▶ _Written problem_: Pick out all lines of the entries that include the word "desc" and copy them.

[Data records]
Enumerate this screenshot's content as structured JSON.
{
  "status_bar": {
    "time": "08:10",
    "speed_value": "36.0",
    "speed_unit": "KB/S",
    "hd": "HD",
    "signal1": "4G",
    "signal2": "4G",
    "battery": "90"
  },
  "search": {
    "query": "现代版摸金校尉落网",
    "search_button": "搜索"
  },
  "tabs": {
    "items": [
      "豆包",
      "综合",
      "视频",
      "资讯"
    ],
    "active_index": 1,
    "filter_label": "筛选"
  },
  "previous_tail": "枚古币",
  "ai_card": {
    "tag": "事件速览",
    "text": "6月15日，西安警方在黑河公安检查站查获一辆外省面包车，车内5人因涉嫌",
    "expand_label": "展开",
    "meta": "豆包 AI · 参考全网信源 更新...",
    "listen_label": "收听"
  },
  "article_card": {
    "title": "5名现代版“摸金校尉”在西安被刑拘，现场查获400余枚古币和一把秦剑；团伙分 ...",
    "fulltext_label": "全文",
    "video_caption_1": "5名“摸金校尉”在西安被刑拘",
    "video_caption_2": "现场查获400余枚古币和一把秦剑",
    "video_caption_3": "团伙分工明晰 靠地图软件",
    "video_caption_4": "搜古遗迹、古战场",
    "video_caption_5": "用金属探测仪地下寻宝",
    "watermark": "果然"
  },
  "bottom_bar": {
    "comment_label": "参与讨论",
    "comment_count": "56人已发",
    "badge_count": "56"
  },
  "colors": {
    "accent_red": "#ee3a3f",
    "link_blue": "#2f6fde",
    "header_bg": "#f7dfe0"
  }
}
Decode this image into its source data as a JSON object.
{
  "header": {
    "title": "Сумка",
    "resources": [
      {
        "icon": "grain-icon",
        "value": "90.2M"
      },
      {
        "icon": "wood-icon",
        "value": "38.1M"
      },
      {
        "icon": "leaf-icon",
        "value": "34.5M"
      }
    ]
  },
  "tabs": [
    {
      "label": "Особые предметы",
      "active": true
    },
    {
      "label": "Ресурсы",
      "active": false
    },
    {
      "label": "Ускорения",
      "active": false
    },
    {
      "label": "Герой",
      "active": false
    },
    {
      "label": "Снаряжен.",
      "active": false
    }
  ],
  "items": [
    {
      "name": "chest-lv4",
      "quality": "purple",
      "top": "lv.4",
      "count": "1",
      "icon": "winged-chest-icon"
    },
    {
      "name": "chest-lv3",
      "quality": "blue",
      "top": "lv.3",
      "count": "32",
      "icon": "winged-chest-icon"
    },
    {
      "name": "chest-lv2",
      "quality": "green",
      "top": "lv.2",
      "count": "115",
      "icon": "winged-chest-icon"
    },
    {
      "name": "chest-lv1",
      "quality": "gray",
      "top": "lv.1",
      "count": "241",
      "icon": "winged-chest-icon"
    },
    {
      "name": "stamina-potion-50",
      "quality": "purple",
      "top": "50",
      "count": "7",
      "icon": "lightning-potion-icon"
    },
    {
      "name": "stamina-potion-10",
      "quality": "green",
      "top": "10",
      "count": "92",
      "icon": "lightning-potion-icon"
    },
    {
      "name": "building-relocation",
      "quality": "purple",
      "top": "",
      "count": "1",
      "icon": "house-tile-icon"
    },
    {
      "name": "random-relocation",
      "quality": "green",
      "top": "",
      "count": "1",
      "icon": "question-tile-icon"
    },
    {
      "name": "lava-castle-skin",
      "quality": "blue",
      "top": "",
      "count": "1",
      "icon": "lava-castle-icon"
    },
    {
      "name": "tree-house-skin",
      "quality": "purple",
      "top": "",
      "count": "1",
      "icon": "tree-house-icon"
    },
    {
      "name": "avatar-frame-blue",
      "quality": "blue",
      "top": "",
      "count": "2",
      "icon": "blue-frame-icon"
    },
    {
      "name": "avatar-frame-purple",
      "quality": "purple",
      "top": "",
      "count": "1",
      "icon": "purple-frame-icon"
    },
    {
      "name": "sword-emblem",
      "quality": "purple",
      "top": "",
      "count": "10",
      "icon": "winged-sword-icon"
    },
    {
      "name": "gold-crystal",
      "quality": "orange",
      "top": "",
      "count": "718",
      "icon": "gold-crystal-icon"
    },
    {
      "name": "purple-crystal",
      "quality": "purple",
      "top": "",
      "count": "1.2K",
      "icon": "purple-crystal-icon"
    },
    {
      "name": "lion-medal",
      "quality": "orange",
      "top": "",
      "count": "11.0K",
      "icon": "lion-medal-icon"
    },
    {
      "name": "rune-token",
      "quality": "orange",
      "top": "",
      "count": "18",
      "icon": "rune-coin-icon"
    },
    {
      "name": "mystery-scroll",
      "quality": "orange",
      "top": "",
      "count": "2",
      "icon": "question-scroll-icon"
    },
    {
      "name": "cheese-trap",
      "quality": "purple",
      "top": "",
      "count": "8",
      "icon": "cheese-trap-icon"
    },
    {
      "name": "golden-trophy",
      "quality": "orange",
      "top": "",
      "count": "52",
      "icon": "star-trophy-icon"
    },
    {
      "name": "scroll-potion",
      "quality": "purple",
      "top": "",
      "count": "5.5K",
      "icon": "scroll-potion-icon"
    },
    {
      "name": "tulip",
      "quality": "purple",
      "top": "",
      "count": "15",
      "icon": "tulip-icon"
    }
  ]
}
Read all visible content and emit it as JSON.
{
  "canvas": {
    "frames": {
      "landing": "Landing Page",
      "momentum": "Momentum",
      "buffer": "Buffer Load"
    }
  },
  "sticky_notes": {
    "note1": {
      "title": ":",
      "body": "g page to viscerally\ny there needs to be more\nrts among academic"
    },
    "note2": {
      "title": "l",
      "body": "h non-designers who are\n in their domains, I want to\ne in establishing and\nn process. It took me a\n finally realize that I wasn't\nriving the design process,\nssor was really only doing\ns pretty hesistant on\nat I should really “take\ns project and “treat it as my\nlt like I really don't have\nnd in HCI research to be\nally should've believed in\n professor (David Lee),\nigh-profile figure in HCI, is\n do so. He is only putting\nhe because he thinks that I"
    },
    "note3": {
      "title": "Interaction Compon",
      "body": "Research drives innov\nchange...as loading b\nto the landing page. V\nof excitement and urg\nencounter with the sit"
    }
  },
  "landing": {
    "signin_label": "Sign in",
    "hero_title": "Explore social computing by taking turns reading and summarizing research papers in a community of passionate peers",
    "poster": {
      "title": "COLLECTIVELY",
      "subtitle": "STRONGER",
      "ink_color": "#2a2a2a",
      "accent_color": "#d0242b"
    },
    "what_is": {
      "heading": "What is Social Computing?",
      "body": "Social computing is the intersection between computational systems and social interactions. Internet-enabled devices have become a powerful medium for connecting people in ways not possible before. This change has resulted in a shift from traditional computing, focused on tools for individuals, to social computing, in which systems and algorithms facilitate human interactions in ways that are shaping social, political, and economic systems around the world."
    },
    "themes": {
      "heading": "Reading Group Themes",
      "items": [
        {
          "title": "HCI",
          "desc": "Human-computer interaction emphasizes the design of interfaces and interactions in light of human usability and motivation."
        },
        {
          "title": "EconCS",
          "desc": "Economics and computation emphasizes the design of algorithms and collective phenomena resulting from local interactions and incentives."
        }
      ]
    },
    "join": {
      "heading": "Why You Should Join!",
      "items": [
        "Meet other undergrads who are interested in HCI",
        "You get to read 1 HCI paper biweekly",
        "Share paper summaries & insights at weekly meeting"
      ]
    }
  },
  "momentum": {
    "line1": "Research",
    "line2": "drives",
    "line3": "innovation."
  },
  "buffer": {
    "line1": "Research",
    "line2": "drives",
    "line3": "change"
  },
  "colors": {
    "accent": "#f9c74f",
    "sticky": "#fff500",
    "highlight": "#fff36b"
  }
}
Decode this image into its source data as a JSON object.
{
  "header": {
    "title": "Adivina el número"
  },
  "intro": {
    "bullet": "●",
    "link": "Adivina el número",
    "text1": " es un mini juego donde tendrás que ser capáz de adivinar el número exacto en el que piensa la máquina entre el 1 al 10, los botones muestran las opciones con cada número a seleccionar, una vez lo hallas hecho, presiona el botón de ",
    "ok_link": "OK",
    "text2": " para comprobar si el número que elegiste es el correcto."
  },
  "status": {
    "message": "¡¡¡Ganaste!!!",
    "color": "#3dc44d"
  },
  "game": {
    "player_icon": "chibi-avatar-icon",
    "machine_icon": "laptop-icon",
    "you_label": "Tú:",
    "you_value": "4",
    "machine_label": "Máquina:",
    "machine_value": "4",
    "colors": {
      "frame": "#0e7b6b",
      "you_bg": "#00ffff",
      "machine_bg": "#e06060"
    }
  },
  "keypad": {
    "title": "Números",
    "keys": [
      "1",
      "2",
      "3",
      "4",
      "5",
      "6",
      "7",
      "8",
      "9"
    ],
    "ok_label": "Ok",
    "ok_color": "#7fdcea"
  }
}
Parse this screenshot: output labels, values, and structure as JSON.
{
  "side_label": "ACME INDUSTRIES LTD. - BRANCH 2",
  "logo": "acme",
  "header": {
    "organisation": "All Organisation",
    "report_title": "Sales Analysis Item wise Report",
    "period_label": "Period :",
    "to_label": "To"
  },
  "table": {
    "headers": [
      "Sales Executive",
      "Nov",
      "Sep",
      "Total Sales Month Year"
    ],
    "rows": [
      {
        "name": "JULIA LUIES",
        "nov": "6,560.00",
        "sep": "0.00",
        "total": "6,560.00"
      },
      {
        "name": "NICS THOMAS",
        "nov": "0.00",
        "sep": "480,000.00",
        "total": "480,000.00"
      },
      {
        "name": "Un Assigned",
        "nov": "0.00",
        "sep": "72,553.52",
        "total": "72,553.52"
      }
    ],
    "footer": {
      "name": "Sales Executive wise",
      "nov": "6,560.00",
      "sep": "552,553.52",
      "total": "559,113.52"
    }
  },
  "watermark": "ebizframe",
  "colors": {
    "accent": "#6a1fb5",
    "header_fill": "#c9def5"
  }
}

▶ _Written reply_:
          "desc": "Human-computer interaction emphasizes the design of interfaces and interactions in light of human usability and motivation."
          "desc": "Economics and computation emphasizes the design of algorithms and collective phenomena resulting from local interactions and incentives."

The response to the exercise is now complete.